Data entries:
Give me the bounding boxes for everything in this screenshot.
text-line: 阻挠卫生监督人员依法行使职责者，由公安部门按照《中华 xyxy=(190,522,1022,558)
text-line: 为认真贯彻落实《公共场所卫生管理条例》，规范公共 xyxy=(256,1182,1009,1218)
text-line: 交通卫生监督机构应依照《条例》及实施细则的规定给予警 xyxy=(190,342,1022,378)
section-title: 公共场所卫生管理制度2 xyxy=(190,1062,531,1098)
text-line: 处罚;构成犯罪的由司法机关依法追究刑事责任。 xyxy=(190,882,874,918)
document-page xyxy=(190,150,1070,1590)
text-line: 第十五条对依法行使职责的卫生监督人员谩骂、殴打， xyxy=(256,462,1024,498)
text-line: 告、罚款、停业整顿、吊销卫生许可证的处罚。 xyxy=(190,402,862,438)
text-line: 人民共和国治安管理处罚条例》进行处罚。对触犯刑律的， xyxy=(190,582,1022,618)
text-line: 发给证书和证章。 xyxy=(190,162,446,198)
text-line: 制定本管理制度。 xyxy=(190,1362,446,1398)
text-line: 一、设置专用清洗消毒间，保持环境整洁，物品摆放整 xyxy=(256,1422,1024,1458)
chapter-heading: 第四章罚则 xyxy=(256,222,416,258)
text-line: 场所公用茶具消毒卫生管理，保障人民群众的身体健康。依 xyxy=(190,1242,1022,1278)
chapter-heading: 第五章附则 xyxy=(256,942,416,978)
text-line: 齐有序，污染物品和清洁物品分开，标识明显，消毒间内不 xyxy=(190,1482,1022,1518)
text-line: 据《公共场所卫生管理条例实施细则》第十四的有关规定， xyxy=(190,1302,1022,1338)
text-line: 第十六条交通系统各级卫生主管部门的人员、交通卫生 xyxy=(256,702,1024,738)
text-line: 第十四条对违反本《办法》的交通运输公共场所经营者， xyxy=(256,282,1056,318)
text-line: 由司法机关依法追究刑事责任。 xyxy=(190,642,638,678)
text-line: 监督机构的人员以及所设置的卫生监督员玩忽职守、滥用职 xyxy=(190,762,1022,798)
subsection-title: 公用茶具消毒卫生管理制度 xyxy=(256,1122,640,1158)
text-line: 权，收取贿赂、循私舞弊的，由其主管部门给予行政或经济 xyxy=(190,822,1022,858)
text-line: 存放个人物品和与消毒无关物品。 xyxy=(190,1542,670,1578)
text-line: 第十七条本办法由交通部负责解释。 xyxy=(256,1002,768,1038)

Set problem: Copy out every line above word for word.

Answer to the task:
Give me the bounding boxes for everything in this screenshot.
text-line: 阻挠卫生监督人员依法行使职责者，由公安部门按照《中华 xyxy=(190,522,1022,558)
text-line: 为认真贯彻落实《公共场所卫生管理条例》，规范公共 xyxy=(256,1182,1009,1218)
text-line: 交通卫生监督机构应依照《条例》及实施细则的规定给予警 xyxy=(190,342,1022,378)
section-title: 公共场所卫生管理制度2 xyxy=(190,1062,531,1098)
text-line: 处罚;构成犯罪的由司法机关依法追究刑事责任。 xyxy=(190,882,874,918)
document-page xyxy=(190,150,1070,1590)
text-line: 第十五条对依法行使职责的卫生监督人员谩骂、殴打， xyxy=(256,462,1024,498)
text-line: 告、罚款、停业整顿、吊销卫生许可证的处罚。 xyxy=(190,402,862,438)
text-line: 人民共和国治安管理处罚条例》进行处罚。对触犯刑律的， xyxy=(190,582,1022,618)
text-line: 发给证书和证章。 xyxy=(190,162,446,198)
text-line: 制定本管理制度。 xyxy=(190,1362,446,1398)
text-line: 一、设置专用清洗消毒间，保持环境整洁，物品摆放整 xyxy=(256,1422,1024,1458)
chapter-heading: 第四章罚则 xyxy=(256,222,416,258)
text-line: 场所公用茶具消毒卫生管理，保障人民群众的身体健康。依 xyxy=(190,1242,1022,1278)
chapter-heading: 第五章附则 xyxy=(256,942,416,978)
text-line: 齐有序，污染物品和清洁物品分开，标识明显，消毒间内不 xyxy=(190,1482,1022,1518)
text-line: 据《公共场所卫生管理条例实施细则》第十四的有关规定， xyxy=(190,1302,1022,1338)
text-line: 第十六条交通系统各级卫生主管部门的人员、交通卫生 xyxy=(256,702,1024,738)
text-line: 第十四条对违反本《办法》的交通运输公共场所经营者， xyxy=(256,282,1056,318)
text-line: 由司法机关依法追究刑事责任。 xyxy=(190,642,638,678)
text-line: 监督机构的人员以及所设置的卫生监督员玩忽职守、滥用职 xyxy=(190,762,1022,798)
subsection-title: 公用茶具消毒卫生管理制度 xyxy=(256,1122,640,1158)
text-line: 权，收取贿赂、循私舞弊的，由其主管部门给予行政或经济 xyxy=(190,822,1022,858)
text-line: 存放个人物品和与消毒无关物品。 xyxy=(190,1542,670,1578)
text-line: 第十七条本办法由交通部负责解释。 xyxy=(256,1002,768,1038)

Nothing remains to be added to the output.